- [What to produce]:
Among the lines below, count those with "Bond". Give only the number.

- [Records shown]:
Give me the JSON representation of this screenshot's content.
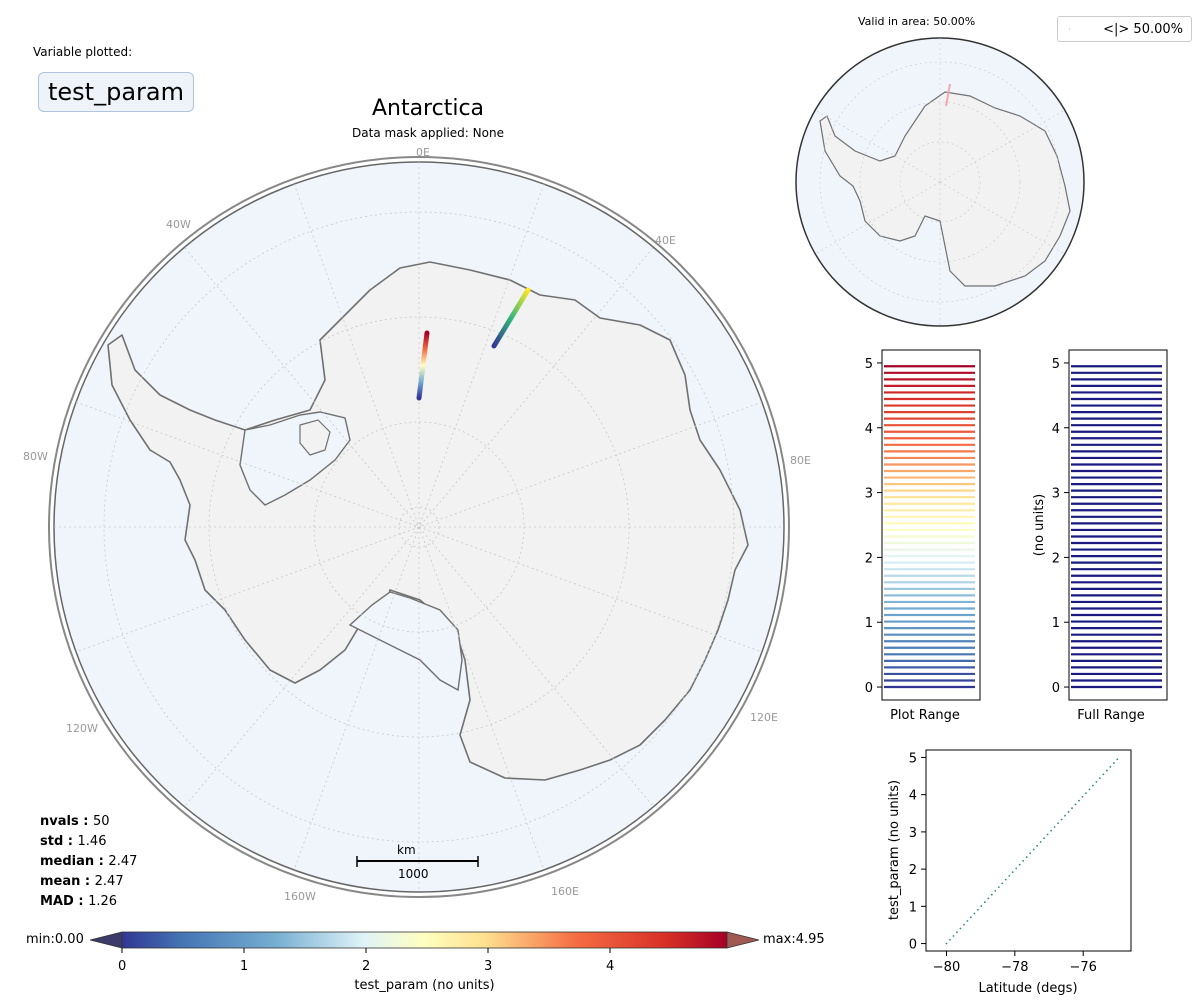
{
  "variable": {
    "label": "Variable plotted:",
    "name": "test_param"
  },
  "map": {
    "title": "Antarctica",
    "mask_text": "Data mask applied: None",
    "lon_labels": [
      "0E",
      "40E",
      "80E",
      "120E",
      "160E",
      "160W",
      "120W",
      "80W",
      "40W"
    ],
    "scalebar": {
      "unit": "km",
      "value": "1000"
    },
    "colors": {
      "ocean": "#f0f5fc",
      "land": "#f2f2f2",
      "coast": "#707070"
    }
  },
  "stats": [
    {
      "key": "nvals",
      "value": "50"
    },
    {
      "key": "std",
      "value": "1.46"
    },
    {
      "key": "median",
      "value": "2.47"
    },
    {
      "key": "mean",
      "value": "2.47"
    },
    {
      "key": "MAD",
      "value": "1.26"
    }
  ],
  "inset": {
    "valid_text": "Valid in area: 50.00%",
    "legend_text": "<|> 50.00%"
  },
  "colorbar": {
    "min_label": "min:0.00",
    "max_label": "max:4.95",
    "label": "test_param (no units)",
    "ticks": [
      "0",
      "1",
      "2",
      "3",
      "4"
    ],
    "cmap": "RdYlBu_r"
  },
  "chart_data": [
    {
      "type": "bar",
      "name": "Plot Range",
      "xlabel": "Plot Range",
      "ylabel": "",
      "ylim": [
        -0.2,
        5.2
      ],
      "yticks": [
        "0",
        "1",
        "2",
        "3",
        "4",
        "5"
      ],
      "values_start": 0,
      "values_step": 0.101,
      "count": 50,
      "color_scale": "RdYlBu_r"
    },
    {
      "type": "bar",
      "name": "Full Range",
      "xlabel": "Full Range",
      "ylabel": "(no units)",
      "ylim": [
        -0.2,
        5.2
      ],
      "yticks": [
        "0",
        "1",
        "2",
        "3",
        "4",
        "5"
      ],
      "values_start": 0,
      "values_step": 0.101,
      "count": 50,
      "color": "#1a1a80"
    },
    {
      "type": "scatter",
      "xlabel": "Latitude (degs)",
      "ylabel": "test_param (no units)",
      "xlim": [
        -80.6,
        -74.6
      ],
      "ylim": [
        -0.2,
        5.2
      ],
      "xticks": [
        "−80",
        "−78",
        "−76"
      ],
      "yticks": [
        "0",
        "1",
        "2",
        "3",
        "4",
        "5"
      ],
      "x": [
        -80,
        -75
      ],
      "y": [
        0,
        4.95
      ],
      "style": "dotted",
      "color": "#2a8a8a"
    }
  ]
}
...
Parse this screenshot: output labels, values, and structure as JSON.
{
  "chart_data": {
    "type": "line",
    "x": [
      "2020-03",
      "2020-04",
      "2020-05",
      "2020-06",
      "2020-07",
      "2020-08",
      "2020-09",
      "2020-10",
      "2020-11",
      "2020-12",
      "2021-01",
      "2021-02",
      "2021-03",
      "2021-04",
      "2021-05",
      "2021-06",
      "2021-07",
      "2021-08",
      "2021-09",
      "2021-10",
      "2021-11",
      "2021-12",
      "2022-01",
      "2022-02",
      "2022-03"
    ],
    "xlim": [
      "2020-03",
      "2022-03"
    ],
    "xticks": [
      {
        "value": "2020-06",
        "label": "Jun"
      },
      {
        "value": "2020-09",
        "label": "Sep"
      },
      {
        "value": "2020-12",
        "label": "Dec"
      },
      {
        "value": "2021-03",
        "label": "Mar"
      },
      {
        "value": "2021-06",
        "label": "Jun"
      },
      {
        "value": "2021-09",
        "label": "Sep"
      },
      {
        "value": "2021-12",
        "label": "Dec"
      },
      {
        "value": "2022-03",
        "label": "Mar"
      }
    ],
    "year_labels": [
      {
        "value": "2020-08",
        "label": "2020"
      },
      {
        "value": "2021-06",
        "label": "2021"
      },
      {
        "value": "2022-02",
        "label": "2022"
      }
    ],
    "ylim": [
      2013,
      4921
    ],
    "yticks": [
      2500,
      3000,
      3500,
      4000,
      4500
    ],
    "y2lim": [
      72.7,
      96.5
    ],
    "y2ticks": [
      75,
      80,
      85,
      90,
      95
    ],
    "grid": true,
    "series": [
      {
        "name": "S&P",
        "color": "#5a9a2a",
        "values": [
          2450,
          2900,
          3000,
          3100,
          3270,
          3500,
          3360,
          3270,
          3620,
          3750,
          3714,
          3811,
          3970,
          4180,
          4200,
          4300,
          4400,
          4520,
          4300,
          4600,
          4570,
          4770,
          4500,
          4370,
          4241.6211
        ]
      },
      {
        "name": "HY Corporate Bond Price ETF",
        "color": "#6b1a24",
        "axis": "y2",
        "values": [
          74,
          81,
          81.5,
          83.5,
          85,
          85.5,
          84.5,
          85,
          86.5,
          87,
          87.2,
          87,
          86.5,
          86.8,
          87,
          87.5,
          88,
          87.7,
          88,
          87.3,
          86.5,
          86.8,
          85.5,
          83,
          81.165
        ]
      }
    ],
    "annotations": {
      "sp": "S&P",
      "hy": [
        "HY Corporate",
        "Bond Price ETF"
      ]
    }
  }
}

- [Result below]:
2